## Exercise details
Take the entries below and reproduce them word for word.

## Stored entries
★ ★ ★

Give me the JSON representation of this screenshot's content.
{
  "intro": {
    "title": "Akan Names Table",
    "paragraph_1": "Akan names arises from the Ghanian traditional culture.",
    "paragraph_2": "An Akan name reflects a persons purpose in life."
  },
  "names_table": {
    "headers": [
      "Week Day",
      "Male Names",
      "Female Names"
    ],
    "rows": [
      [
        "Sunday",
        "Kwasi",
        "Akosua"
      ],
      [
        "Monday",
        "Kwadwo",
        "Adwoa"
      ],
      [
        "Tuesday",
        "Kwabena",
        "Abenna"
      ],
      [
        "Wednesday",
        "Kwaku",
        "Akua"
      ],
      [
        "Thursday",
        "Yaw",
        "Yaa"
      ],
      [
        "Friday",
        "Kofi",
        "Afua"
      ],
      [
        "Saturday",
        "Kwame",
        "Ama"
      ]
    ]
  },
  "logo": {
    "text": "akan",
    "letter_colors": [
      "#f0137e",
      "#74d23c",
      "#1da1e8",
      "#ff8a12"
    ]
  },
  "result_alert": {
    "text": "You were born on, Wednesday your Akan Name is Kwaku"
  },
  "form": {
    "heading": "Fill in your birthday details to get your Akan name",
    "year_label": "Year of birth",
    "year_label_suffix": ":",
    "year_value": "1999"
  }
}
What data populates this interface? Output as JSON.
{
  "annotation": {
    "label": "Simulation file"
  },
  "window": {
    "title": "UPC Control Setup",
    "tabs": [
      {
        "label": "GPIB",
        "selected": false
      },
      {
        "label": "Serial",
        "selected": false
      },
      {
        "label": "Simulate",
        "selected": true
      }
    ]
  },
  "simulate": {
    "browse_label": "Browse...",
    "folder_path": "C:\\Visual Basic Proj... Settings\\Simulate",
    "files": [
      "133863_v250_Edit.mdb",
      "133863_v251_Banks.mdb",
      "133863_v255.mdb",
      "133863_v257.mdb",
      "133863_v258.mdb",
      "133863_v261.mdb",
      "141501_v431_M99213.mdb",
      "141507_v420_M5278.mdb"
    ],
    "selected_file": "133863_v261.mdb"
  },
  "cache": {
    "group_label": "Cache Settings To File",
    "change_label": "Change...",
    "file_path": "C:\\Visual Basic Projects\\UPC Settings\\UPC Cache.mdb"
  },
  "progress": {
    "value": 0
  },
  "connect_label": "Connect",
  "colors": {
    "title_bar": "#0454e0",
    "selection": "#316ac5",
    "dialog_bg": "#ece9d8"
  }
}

★ ★ ★

## Task response
Give me the JSON representation of this screenshot's content.
{
  "intro": {
    "title": "Akan Names Table",
    "paragraph_1": "Akan names arises from the Ghanian traditional culture.",
    "paragraph_2": "An Akan name reflects a persons purpose in life."
  },
  "names_table": {
    "headers": [
      "Week Day",
      "Male Names",
      "Female Names"
    ],
    "rows": [
      [
        "Sunday",
        "Kwasi",
        "Akosua"
      ],
      [
        "Monday",
        "Kwadwo",
        "Adwoa"
      ],
      [
        "Tuesday",
        "Kwabena",
        "Abenna"
      ],
      [
        "Wednesday",
        "Kwaku",
        "Akua"
      ],
      [
        "Thursday",
        "Yaw",
        "Yaa"
      ],
      [
        "Friday",
        "Kofi",
        "Afua"
      ],
      [
        "Saturday",
        "Kwame",
        "Ama"
      ]
    ]
  },
  "logo": {
    "text": "akan",
    "letter_colors": [
      "#f0137e",
      "#74d23c",
      "#1da1e8",
      "#ff8a12"
    ]
  },
  "result_alert": {
    "text": "You were born on, Wednesday your Akan Name is Kwaku"
  },
  "form": {
    "heading": "Fill in your birthday details to get your Akan name",
    "year_label": "Year of birth",
    "year_label_suffix": ":",
    "year_value": "1999"
  }
}
What data populates this interface? Output as JSON.
{
  "annotation": {
    "label": "Simulation file"
  },
  "window": {
    "title": "UPC Control Setup",
    "tabs": [
      {
        "label": "GPIB",
        "selected": false
      },
      {
        "label": "Serial",
        "selected": false
      },
      {
        "label": "Simulate",
        "selected": true
      }
    ]
  },
  "simulate": {
    "browse_label": "Browse...",
    "folder_path": "C:\\Visual Basic Proj... Settings\\Simulate",
    "files": [
      "133863_v250_Edit.mdb",
      "133863_v251_Banks.mdb",
      "133863_v255.mdb",
      "133863_v257.mdb",
      "133863_v258.mdb",
      "133863_v261.mdb",
      "141501_v431_M99213.mdb",
      "141507_v420_M5278.mdb"
    ],
    "selected_file": "133863_v261.mdb"
  },
  "cache": {
    "group_label": "Cache Settings To File",
    "change_label": "Change...",
    "file_path": "C:\\Visual Basic Projects\\UPC Settings\\UPC Cache.mdb"
  },
  "progress": {
    "value": 0
  },
  "connect_label": "Connect",
  "colors": {
    "title_bar": "#0454e0",
    "selection": "#316ac5",
    "dialog_bg": "#ece9d8"
  }
}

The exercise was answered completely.